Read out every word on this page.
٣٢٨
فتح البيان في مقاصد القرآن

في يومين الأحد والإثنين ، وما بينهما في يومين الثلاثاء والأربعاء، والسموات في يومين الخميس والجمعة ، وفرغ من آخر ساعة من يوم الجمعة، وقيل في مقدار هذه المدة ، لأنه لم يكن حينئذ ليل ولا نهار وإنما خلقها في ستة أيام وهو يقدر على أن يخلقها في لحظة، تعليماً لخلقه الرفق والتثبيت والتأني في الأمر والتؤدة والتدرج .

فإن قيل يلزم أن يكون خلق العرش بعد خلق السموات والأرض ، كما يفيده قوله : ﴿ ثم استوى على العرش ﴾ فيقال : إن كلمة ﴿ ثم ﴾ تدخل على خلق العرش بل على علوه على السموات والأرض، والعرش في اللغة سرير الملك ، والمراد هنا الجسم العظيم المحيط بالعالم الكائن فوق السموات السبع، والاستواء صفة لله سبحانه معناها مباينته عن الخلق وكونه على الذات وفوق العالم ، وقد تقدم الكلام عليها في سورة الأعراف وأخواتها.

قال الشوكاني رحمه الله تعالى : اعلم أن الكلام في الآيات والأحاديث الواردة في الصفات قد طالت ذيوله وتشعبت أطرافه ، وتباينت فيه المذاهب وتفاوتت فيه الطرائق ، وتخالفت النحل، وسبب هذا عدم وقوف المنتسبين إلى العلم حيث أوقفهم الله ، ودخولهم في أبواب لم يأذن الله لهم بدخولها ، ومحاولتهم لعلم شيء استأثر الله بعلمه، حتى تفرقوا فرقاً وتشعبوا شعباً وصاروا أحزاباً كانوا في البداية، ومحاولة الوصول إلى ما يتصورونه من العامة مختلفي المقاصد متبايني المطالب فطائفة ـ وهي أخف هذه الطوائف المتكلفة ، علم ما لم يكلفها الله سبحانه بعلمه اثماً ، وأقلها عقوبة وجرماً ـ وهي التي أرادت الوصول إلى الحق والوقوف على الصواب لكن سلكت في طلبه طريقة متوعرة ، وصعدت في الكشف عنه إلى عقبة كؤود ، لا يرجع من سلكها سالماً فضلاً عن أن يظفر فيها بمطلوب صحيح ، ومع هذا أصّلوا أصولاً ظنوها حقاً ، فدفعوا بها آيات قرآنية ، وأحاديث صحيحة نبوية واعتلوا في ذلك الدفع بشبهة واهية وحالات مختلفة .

===

DIRECTIONS:
Reproduce the entries above in full by retyping them exactly.

WRITTEN REPLY:
Read out every word on this page.
٣٢٨
فتح البيان في مقاصد القرآن

في يومين الأحد والإثنين ، وما بينهما في يومين الثلاثاء والأربعاء، والسموات في يومين الخميس والجمعة ، وفرغ من آخر ساعة من يوم الجمعة، وقيل في مقدار هذه المدة ، لأنه لم يكن حينئذ ليل ولا نهار وإنما خلقها في ستة أيام وهو يقدر على أن يخلقها في لحظة، تعليماً لخلقه الرفق والتثبيت والتأني في الأمر والتؤدة والتدرج .

فإن قيل يلزم أن يكون خلق العرش بعد خلق السموات والأرض ، كما يفيده قوله : ﴿ ثم استوى على العرش ﴾ فيقال : إن كلمة ﴿ ثم ﴾ تدخل على خلق العرش بل على علوه على السموات والأرض، والعرش في اللغة سرير الملك ، والمراد هنا الجسم العظيم المحيط بالعالم الكائن فوق السموات السبع، والاستواء صفة لله سبحانه معناها مباينته عن الخلق وكونه على الذات وفوق العالم ، وقد تقدم الكلام عليها في سورة الأعراف وأخواتها.

قال الشوكاني رحمه الله تعالى : اعلم أن الكلام في الآيات والأحاديث الواردة في الصفات قد طالت ذيوله وتشعبت أطرافه ، وتباينت فيه المذاهب وتفاوتت فيه الطرائق ، وتخالفت النحل، وسبب هذا عدم وقوف المنتسبين إلى العلم حيث أوقفهم الله ، ودخولهم في أبواب لم يأذن الله لهم بدخولها ، ومحاولتهم لعلم شيء استأثر الله بعلمه، حتى تفرقوا فرقاً وتشعبوا شعباً وصاروا أحزاباً كانوا في البداية، ومحاولة الوصول إلى ما يتصورونه من العامة مختلفي المقاصد متبايني المطالب فطائفة ـ وهي أخف هذه الطوائف المتكلفة ، علم ما لم يكلفها الله سبحانه بعلمه اثماً ، وأقلها عقوبة وجرماً ـ وهي التي أرادت الوصول إلى الحق والوقوف على الصواب لكن سلكت في طلبه طريقة متوعرة ، وصعدت في الكشف عنه إلى عقبة كؤود ، لا يرجع من سلكها سالماً فضلاً عن أن يظفر فيها بمطلوب صحيح ، ومع هذا أصّلوا أصولاً ظنوها حقاً ، فدفعوا بها آيات قرآنية ، وأحاديث صحيحة نبوية واعتلوا في ذلك الدفع بشبهة واهية وحالات مختلفة .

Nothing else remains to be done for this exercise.